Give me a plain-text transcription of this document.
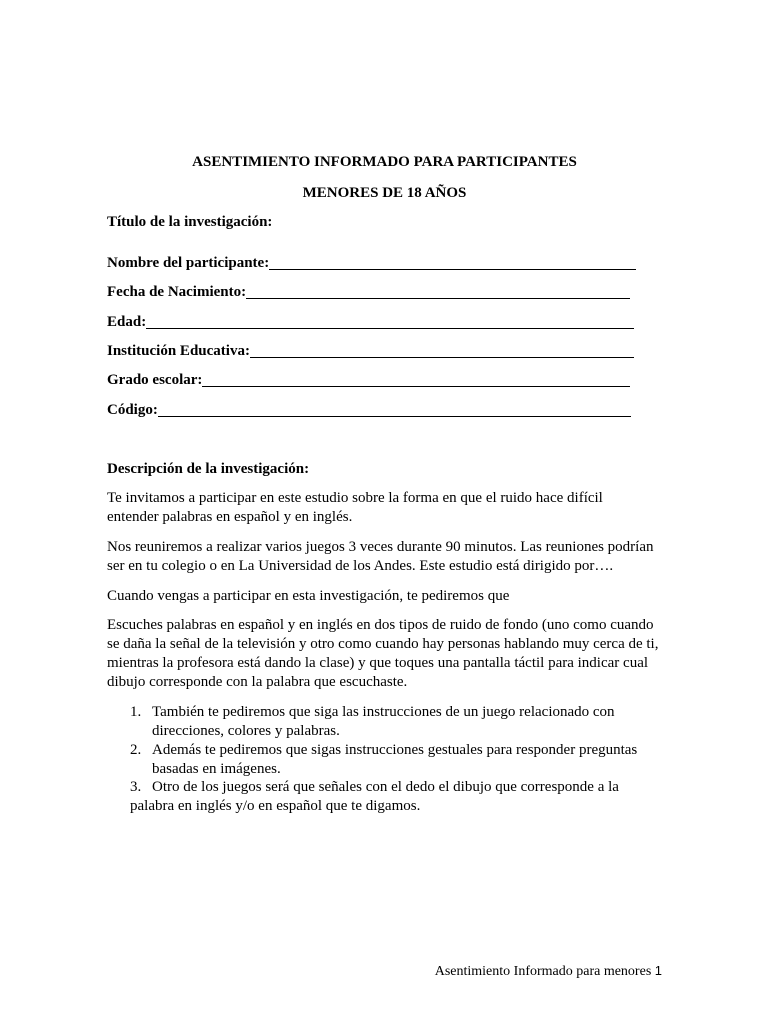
ASENTIMIENTO INFORMADO PARA PARTICIPANTES
MENORES DE 18 AÑOS
Título de la investigación:
Nombre del participante:
Fecha de Nacimiento:
Edad:
Institución Educativa:
Grado escolar:
Código:
Descripción de la investigación:
Te invitamos a participar en este estudio sobre la forma en que el ruido hace difícil
entender palabras en español y en inglés.
Nos reuniremos a realizar varios juegos 3 veces durante 90 minutos. Las reuniones podrían
ser en tu colegio o en La Universidad de los Andes. Este estudio está dirigido por….
Cuando vengas a participar en esta investigación, te pediremos que
Escuches palabras en español y en inglés en dos tipos de ruido de fondo (uno como cuando
se daña la señal de la televisión y otro como cuando hay personas hablando muy cerca de ti,
mientras la profesora está dando la clase) y que toques una pantalla táctil para indicar cual
dibujo corresponde con la palabra que escuchaste.
1. También te pediremos que siga las instrucciones de un juego relacionado con
direcciones, colores y palabras.
2. Además te pediremos que sigas instrucciones gestuales para responder preguntas
basadas en imágenes.
3. Otro de los juegos será que señales con el dedo el dibujo que corresponde a la
palabra en inglés y/o en español que te digamos.
Asentimiento Informado para menores 1
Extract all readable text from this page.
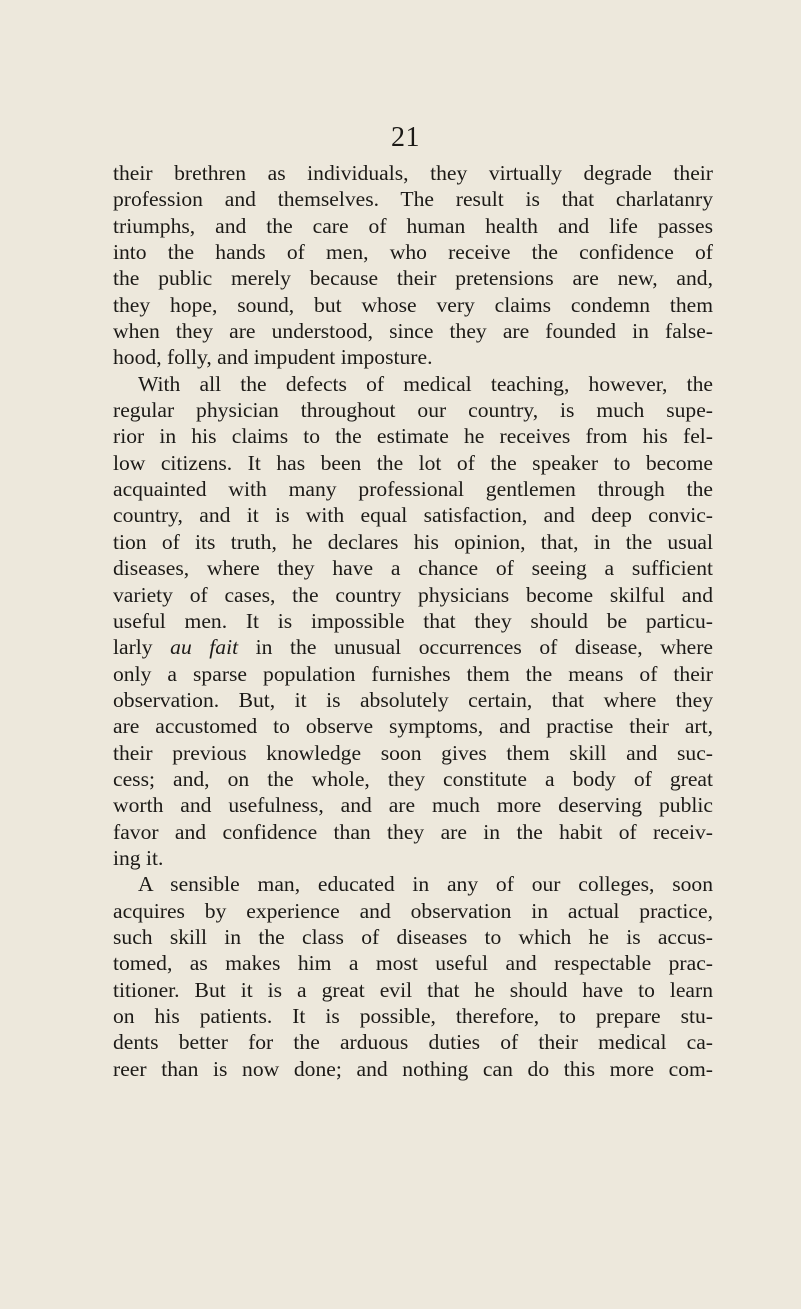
21
their brethren as individuals, they virtually degrade their
profession and themselves. The result is that charlatanry
triumphs, and the care of human health and life passes
into the hands of men, who receive the confidence of
the public merely because their pretensions are new, and,
they hope, sound, but whose very claims condemn them
when they are understood, since they are founded in false-
hood, folly, and impudent imposture.
With all the defects of medical teaching, however, the
regular physician throughout our country, is much supe-
rior in his claims to the estimate he receives from his fel-
low citizens. It has been the lot of the speaker to become
acquainted with many professional gentlemen through the
country, and it is with equal satisfaction, and deep convic-
tion of its truth, he declares his opinion, that, in the usual
diseases, where they have a chance of seeing a sufficient
variety of cases, the country physicians become skilful and
useful men. It is impossible that they should be particu-
larly au fait in the unusual occurrences of disease, where
only a sparse population furnishes them the means of their
observation. But, it is absolutely certain, that where they
are accustomed to observe symptoms, and practise their art,
their previous knowledge soon gives them skill and suc-
cess; and, on the whole, they constitute a body of great
worth and usefulness, and are much more deserving public
favor and confidence than they are in the habit of receiv-
ing it.
A sensible man, educated in any of our colleges, soon
acquires by experience and observation in actual practice,
such skill in the class of diseases to which he is accus-
tomed, as makes him a most useful and respectable prac-
titioner. But it is a great evil that he should have to learn
on his patients. It is possible, therefore, to prepare stu-
dents better for the arduous duties of their medical ca-
reer than is now done; and nothing can do this more com-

######

### WORK REQUIRED:
Tell how many lines of the records above contain "where", replying with the number only.

### OUTPUT FOR THIS TASK:
3